Information shown.
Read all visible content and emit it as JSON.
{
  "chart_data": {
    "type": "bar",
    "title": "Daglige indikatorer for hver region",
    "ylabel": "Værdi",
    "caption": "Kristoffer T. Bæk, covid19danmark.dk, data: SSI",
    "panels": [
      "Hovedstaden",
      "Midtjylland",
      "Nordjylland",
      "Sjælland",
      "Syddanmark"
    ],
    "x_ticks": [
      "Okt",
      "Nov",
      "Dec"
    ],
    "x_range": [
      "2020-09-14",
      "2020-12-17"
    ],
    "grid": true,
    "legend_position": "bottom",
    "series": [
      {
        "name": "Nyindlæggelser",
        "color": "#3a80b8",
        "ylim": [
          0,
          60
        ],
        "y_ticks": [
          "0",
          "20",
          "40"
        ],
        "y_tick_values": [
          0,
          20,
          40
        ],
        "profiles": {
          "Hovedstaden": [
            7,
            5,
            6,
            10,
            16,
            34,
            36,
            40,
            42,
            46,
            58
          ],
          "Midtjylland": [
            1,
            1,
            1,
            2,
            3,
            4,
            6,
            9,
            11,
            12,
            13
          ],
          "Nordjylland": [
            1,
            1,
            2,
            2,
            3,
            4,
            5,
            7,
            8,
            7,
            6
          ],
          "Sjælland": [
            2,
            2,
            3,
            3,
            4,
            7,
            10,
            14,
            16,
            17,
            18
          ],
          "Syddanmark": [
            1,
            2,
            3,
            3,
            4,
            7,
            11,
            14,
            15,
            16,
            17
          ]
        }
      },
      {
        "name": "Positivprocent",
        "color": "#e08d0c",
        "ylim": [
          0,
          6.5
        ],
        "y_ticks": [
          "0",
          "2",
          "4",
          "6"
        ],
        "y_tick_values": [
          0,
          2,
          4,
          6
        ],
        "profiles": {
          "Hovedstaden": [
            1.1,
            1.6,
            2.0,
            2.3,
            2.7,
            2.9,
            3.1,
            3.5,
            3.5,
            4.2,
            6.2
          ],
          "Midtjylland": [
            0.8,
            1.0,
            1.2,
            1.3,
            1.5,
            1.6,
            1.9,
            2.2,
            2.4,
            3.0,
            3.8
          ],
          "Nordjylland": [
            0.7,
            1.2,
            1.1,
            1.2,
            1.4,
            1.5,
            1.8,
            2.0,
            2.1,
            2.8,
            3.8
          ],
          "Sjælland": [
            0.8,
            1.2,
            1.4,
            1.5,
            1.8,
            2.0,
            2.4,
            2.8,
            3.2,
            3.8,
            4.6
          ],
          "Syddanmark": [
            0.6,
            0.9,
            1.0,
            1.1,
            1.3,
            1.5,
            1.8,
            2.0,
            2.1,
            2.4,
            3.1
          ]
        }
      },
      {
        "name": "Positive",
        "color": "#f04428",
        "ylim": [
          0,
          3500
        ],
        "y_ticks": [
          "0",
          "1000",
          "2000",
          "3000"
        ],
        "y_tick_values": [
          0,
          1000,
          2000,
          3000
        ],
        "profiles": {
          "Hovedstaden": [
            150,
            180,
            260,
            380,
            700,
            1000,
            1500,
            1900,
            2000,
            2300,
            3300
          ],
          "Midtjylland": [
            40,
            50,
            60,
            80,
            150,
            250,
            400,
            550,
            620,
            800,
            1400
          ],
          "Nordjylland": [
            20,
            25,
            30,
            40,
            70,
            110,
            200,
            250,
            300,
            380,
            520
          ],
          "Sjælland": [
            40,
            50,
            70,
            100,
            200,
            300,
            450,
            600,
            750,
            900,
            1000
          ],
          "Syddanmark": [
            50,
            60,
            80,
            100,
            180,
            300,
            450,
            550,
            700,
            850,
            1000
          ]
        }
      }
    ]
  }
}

Short problem. All lines above with "name" in them should be returned.

The response.
        "name": "Nyindlæggelser",
        "name": "Positivprocent",
        "name": "Positive",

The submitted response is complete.